*THE EXERCISE:* Copy out all of the data exactly as it appears.

Recorded data
— Begin —

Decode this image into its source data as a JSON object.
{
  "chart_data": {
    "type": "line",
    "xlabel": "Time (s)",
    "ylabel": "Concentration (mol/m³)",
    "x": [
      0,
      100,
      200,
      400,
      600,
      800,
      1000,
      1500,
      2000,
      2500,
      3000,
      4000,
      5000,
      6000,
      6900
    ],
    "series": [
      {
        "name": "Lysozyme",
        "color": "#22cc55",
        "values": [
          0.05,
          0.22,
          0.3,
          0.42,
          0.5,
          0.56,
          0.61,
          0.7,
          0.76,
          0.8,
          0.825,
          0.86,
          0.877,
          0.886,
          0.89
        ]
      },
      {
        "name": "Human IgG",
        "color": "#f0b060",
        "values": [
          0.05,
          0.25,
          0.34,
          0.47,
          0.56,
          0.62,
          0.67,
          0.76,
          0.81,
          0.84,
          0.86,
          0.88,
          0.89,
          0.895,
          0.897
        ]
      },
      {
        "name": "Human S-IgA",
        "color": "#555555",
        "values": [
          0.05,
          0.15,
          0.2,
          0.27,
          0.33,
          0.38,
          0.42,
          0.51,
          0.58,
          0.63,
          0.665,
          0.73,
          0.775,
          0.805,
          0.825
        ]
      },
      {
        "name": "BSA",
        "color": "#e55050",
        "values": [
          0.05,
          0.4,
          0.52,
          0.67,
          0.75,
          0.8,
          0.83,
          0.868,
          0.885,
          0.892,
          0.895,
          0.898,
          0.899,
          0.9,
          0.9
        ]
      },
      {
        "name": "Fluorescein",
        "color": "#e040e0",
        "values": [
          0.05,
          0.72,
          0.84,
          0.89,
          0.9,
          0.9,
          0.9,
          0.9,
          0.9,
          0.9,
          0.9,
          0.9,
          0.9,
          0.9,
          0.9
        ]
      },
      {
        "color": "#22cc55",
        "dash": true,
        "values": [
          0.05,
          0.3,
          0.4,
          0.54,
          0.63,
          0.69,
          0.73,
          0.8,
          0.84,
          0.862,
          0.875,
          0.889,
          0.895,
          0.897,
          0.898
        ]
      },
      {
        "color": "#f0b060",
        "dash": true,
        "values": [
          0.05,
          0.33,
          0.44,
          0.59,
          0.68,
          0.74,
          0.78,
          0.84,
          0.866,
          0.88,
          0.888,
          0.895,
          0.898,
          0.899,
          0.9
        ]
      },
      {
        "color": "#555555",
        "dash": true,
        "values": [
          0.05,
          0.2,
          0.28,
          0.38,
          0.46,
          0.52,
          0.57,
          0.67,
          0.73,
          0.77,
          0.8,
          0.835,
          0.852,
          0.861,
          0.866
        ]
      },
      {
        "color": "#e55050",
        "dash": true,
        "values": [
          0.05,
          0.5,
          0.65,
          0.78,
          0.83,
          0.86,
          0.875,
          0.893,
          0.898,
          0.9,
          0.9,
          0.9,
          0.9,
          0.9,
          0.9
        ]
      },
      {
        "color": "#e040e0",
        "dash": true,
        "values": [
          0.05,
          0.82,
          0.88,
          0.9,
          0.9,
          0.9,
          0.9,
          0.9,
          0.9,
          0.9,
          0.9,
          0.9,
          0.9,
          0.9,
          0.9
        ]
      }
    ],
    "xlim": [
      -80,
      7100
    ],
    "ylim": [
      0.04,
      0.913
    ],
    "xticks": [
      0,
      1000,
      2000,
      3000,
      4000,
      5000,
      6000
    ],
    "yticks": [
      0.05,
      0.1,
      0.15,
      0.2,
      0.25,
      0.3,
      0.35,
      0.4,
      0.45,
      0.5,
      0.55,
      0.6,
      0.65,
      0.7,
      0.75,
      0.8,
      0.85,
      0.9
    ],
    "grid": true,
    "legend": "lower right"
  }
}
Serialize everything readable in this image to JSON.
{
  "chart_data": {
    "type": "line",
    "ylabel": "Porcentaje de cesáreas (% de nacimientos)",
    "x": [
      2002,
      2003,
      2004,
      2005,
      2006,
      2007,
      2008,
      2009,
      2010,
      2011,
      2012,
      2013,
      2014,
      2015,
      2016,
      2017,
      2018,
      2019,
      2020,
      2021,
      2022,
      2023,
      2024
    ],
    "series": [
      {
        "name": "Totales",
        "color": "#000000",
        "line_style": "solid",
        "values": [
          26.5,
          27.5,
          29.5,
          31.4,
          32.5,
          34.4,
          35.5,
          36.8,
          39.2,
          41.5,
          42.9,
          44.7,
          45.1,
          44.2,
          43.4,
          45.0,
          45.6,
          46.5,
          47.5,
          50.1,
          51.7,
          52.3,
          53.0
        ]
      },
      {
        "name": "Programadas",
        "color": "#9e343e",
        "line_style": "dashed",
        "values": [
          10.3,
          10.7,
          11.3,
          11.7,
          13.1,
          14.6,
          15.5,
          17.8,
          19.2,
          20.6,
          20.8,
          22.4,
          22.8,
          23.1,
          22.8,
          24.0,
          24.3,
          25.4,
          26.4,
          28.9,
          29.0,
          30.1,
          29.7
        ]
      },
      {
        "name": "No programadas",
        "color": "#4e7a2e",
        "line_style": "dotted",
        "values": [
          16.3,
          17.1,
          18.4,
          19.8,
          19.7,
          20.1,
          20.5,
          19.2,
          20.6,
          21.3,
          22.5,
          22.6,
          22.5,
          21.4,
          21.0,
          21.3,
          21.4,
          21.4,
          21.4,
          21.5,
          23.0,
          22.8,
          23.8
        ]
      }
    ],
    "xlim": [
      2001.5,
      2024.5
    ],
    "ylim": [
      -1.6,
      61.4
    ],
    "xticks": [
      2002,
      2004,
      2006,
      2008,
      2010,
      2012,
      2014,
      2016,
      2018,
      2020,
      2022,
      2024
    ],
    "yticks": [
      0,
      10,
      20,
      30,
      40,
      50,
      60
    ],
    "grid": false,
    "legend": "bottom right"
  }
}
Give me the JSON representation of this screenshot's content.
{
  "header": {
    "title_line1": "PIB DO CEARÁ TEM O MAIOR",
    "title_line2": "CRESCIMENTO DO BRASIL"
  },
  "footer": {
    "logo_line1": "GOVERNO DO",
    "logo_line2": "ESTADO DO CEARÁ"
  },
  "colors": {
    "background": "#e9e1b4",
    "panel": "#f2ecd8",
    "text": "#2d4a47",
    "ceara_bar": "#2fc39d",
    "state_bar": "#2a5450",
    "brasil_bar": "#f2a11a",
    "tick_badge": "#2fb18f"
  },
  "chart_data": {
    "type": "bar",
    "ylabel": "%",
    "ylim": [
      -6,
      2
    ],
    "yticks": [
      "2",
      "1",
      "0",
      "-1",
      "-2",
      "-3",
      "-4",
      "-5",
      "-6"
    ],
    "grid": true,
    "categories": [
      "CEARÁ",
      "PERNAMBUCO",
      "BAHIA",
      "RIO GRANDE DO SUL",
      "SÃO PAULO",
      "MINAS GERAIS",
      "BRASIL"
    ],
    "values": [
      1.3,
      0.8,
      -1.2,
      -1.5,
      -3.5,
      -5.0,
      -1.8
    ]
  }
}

— End —

*FINISHED ANSWER:*
Decode this image into its source data as a JSON object.
{
  "chart_data": {
    "type": "line",
    "xlabel": "Time (s)",
    "ylabel": "Concentration (mol/m³)",
    "x": [
      0,
      100,
      200,
      400,
      600,
      800,
      1000,
      1500,
      2000,
      2500,
      3000,
      4000,
      5000,
      6000,
      6900
    ],
    "series": [
      {
        "name": "Lysozyme",
        "color": "#22cc55",
        "values": [
          0.05,
          0.22,
          0.3,
          0.42,
          0.5,
          0.56,
          0.61,
          0.7,
          0.76,
          0.8,
          0.825,
          0.86,
          0.877,
          0.886,
          0.89
        ]
      },
      {
        "name": "Human IgG",
        "color": "#f0b060",
        "values": [
          0.05,
          0.25,
          0.34,
          0.47,
          0.56,
          0.62,
          0.67,
          0.76,
          0.81,
          0.84,
          0.86,
          0.88,
          0.89,
          0.895,
          0.897
        ]
      },
      {
        "name": "Human S-IgA",
        "color": "#555555",
        "values": [
          0.05,
          0.15,
          0.2,
          0.27,
          0.33,
          0.38,
          0.42,
          0.51,
          0.58,
          0.63,
          0.665,
          0.73,
          0.775,
          0.805,
          0.825
        ]
      },
      {
        "name": "BSA",
        "color": "#e55050",
        "values": [
          0.05,
          0.4,
          0.52,
          0.67,
          0.75,
          0.8,
          0.83,
          0.868,
          0.885,
          0.892,
          0.895,
          0.898,
          0.899,
          0.9,
          0.9
        ]
      },
      {
        "name": "Fluorescein",
        "color": "#e040e0",
        "values": [
          0.05,
          0.72,
          0.84,
          0.89,
          0.9,
          0.9,
          0.9,
          0.9,
          0.9,
          0.9,
          0.9,
          0.9,
          0.9,
          0.9,
          0.9
        ]
      },
      {
        "color": "#22cc55",
        "dash": true,
        "values": [
          0.05,
          0.3,
          0.4,
          0.54,
          0.63,
          0.69,
          0.73,
          0.8,
          0.84,
          0.862,
          0.875,
          0.889,
          0.895,
          0.897,
          0.898
        ]
      },
      {
        "color": "#f0b060",
        "dash": true,
        "values": [
          0.05,
          0.33,
          0.44,
          0.59,
          0.68,
          0.74,
          0.78,
          0.84,
          0.866,
          0.88,
          0.888,
          0.895,
          0.898,
          0.899,
          0.9
        ]
      },
      {
        "color": "#555555",
        "dash": true,
        "values": [
          0.05,
          0.2,
          0.28,
          0.38,
          0.46,
          0.52,
          0.57,
          0.67,
          0.73,
          0.77,
          0.8,
          0.835,
          0.852,
          0.861,
          0.866
        ]
      },
      {
        "color": "#e55050",
        "dash": true,
        "values": [
          0.05,
          0.5,
          0.65,
          0.78,
          0.83,
          0.86,
          0.875,
          0.893,
          0.898,
          0.9,
          0.9,
          0.9,
          0.9,
          0.9,
          0.9
        ]
      },
      {
        "color": "#e040e0",
        "dash": true,
        "values": [
          0.05,
          0.82,
          0.88,
          0.9,
          0.9,
          0.9,
          0.9,
          0.9,
          0.9,
          0.9,
          0.9,
          0.9,
          0.9,
          0.9,
          0.9
        ]
      }
    ],
    "xlim": [
      -80,
      7100
    ],
    "ylim": [
      0.04,
      0.913
    ],
    "xticks": [
      0,
      1000,
      2000,
      3000,
      4000,
      5000,
      6000
    ],
    "yticks": [
      0.05,
      0.1,
      0.15,
      0.2,
      0.25,
      0.3,
      0.35,
      0.4,
      0.45,
      0.5,
      0.55,
      0.6,
      0.65,
      0.7,
      0.75,
      0.8,
      0.85,
      0.9
    ],
    "grid": true,
    "legend": "lower right"
  }
}
Serialize everything readable in this image to JSON.
{
  "chart_data": {
    "type": "line",
    "ylabel": "Porcentaje de cesáreas (% de nacimientos)",
    "x": [
      2002,
      2003,
      2004,
      2005,
      2006,
      2007,
      2008,
      2009,
      2010,
      2011,
      2012,
      2013,
      2014,
      2015,
      2016,
      2017,
      2018,
      2019,
      2020,
      2021,
      2022,
      2023,
      2024
    ],
    "series": [
      {
        "name": "Totales",
        "color": "#000000",
        "line_style": "solid",
        "values": [
          26.5,
          27.5,
          29.5,
          31.4,
          32.5,
          34.4,
          35.5,
          36.8,
          39.2,
          41.5,
          42.9,
          44.7,
          45.1,
          44.2,
          43.4,
          45.0,
          45.6,
          46.5,
          47.5,
          50.1,
          51.7,
          52.3,
          53.0
        ]
      },
      {
        "name": "Programadas",
        "color": "#9e343e",
        "line_style": "dashed",
        "values": [
          10.3,
          10.7,
          11.3,
          11.7,
          13.1,
          14.6,
          15.5,
          17.8,
          19.2,
          20.6,
          20.8,
          22.4,
          22.8,
          23.1,
          22.8,
          24.0,
          24.3,
          25.4,
          26.4,
          28.9,
          29.0,
          30.1,
          29.7
        ]
      },
      {
        "name": "No programadas",
        "color": "#4e7a2e",
        "line_style": "dotted",
        "values": [
          16.3,
          17.1,
          18.4,
          19.8,
          19.7,
          20.1,
          20.5,
          19.2,
          20.6,
          21.3,
          22.5,
          22.6,
          22.5,
          21.4,
          21.0,
          21.3,
          21.4,
          21.4,
          21.4,
          21.5,
          23.0,
          22.8,
          23.8
        ]
      }
    ],
    "xlim": [
      2001.5,
      2024.5
    ],
    "ylim": [
      -1.6,
      61.4
    ],
    "xticks": [
      2002,
      2004,
      2006,
      2008,
      2010,
      2012,
      2014,
      2016,
      2018,
      2020,
      2022,
      2024
    ],
    "yticks": [
      0,
      10,
      20,
      30,
      40,
      50,
      60
    ],
    "grid": false,
    "legend": "bottom right"
  }
}
Give me the JSON representation of this screenshot's content.
{
  "header": {
    "title_line1": "PIB DO CEARÁ TEM O MAIOR",
    "title_line2": "CRESCIMENTO DO BRASIL"
  },
  "footer": {
    "logo_line1": "GOVERNO DO",
    "logo_line2": "ESTADO DO CEARÁ"
  },
  "colors": {
    "background": "#e9e1b4",
    "panel": "#f2ecd8",
    "text": "#2d4a47",
    "ceara_bar": "#2fc39d",
    "state_bar": "#2a5450",
    "brasil_bar": "#f2a11a",
    "tick_badge": "#2fb18f"
  },
  "chart_data": {
    "type": "bar",
    "ylabel": "%",
    "ylim": [
      -6,
      2
    ],
    "yticks": [
      "2",
      "1",
      "0",
      "-1",
      "-2",
      "-3",
      "-4",
      "-5",
      "-6"
    ],
    "grid": true,
    "categories": [
      "CEARÁ",
      "PERNAMBUCO",
      "BAHIA",
      "RIO GRANDE DO SUL",
      "SÃO PAULO",
      "MINAS GERAIS",
      "BRASIL"
    ],
    "values": [
      1.3,
      0.8,
      -1.2,
      -1.5,
      -3.5,
      -5.0,
      -1.8
    ]
  }
}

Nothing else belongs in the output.